* **Objective**
Output an exact reproduction of the data.

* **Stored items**
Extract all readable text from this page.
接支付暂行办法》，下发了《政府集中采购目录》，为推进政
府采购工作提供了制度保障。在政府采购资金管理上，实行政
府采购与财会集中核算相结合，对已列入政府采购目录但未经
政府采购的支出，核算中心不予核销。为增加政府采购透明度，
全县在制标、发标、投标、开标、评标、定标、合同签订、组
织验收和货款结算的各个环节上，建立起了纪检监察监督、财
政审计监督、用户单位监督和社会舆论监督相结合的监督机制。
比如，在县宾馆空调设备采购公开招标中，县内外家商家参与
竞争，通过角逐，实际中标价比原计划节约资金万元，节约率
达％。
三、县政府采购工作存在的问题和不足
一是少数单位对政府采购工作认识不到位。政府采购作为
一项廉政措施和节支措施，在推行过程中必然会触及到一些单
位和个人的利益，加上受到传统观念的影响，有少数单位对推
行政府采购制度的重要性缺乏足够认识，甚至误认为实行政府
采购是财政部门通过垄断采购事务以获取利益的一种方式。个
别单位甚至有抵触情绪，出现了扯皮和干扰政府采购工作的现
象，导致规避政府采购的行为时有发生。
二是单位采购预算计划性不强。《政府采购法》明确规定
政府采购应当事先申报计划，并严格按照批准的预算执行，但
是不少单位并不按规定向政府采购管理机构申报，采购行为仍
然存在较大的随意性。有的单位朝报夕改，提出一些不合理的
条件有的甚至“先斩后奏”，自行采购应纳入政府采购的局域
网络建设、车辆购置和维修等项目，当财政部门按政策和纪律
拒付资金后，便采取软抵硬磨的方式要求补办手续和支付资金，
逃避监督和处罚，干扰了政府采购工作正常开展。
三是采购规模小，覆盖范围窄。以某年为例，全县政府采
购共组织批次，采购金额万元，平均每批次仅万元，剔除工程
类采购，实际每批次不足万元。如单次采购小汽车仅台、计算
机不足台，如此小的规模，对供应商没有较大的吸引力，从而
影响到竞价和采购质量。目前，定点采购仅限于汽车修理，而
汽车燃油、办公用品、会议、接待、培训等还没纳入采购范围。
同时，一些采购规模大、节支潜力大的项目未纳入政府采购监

* **Task response**
Extract all readable text from this page.
接支付暂行办法》，下发了《政府集中采购目录》，为推进政
府采购工作提供了制度保障。在政府采购资金管理上，实行政
府采购与财会集中核算相结合，对已列入政府采购目录但未经
政府采购的支出，核算中心不予核销。为增加政府采购透明度，
全县在制标、发标、投标、开标、评标、定标、合同签订、组
织验收和货款结算的各个环节上，建立起了纪检监察监督、财
政审计监督、用户单位监督和社会舆论监督相结合的监督机制。
比如，在县宾馆空调设备采购公开招标中，县内外家商家参与
竞争，通过角逐，实际中标价比原计划节约资金万元，节约率
达％。
三、县政府采购工作存在的问题和不足
一是少数单位对政府采购工作认识不到位。政府采购作为
一项廉政措施和节支措施，在推行过程中必然会触及到一些单
位和个人的利益，加上受到传统观念的影响，有少数单位对推
行政府采购制度的重要性缺乏足够认识，甚至误认为实行政府
采购是财政部门通过垄断采购事务以获取利益的一种方式。个
别单位甚至有抵触情绪，出现了扯皮和干扰政府采购工作的现
象，导致规避政府采购的行为时有发生。
二是单位采购预算计划性不强。《政府采购法》明确规定
政府采购应当事先申报计划，并严格按照批准的预算执行，但
是不少单位并不按规定向政府采购管理机构申报，采购行为仍
然存在较大的随意性。有的单位朝报夕改，提出一些不合理的
条件有的甚至“先斩后奏”，自行采购应纳入政府采购的局域
网络建设、车辆购置和维修等项目，当财政部门按政策和纪律
拒付资金后，便采取软抵硬磨的方式要求补办手续和支付资金，
逃避监督和处罚，干扰了政府采购工作正常开展。
三是采购规模小，覆盖范围窄。以某年为例，全县政府采
购共组织批次，采购金额万元，平均每批次仅万元，剔除工程
类采购，实际每批次不足万元。如单次采购小汽车仅台、计算
机不足台，如此小的规模，对供应商没有较大的吸引力，从而
影响到竞价和采购质量。目前，定点采购仅限于汽车修理，而
汽车燃油、办公用品、会议、接待、培训等还没纳入采购范围。
同时，一些采购规模大、节支潜力大的项目未纳入政府采购监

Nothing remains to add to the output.